- [WORK REQUIRED] Wherever the string "JSON" occurs in a line of these records, report that line.

======== RAW RECORDS

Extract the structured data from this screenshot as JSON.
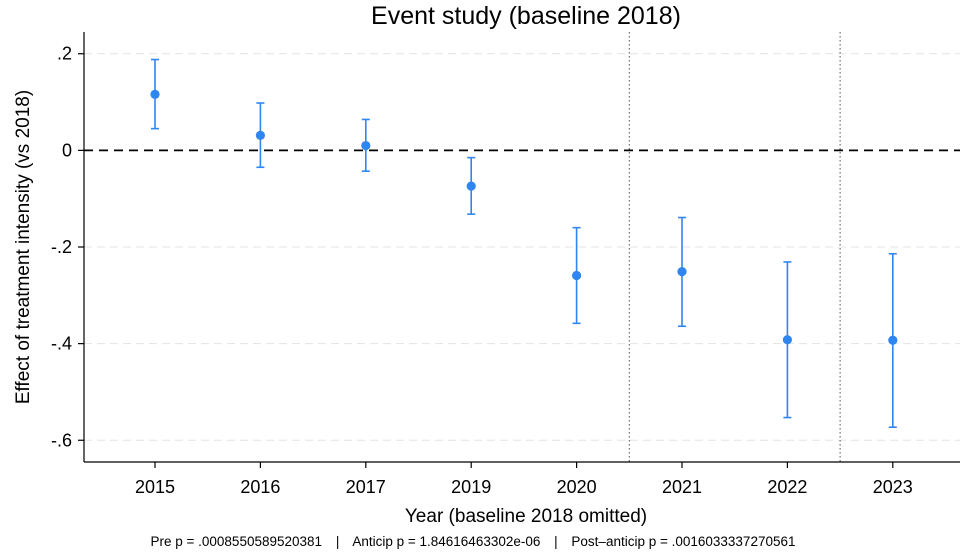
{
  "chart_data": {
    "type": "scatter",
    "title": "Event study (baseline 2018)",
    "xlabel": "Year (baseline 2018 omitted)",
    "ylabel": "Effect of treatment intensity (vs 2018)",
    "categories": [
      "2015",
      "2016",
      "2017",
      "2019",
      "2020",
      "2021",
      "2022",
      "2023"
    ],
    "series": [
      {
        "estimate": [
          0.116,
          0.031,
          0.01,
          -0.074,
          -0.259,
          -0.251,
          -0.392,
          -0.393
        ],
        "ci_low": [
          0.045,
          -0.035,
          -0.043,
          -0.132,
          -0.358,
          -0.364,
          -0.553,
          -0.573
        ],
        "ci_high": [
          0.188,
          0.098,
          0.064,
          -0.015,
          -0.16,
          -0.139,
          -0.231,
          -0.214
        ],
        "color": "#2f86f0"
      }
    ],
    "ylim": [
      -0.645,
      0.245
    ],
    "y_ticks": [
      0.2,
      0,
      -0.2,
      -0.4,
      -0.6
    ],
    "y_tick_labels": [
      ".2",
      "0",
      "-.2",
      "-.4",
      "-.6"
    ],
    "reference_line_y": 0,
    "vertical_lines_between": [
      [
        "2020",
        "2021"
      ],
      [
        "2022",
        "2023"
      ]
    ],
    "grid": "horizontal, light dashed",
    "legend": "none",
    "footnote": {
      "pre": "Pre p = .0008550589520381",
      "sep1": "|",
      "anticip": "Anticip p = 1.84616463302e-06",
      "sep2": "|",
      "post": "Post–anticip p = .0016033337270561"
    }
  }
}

================
======== RAW RECORDS

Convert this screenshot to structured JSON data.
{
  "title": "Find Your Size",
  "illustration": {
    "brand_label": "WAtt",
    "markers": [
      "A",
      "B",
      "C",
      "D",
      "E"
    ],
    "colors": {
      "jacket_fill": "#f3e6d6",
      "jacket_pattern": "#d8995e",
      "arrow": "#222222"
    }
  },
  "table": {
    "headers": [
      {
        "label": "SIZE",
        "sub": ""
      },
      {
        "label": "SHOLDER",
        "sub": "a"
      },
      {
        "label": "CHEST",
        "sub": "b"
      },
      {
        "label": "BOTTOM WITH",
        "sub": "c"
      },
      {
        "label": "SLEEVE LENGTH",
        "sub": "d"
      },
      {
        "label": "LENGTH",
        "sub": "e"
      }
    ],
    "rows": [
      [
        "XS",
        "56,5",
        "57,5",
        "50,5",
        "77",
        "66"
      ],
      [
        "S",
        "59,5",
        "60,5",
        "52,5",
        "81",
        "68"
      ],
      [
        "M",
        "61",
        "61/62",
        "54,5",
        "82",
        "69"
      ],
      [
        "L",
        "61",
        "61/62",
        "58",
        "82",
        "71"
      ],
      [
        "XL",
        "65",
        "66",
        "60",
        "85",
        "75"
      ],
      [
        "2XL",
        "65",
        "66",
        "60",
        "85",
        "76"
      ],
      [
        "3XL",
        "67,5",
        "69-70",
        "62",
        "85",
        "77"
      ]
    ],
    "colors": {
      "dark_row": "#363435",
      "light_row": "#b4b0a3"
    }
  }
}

================

- [RESULT FOR THIS EXERCISE]
Extract the structured data from this screenshot as JSON.
Convert this screenshot to structured JSON data.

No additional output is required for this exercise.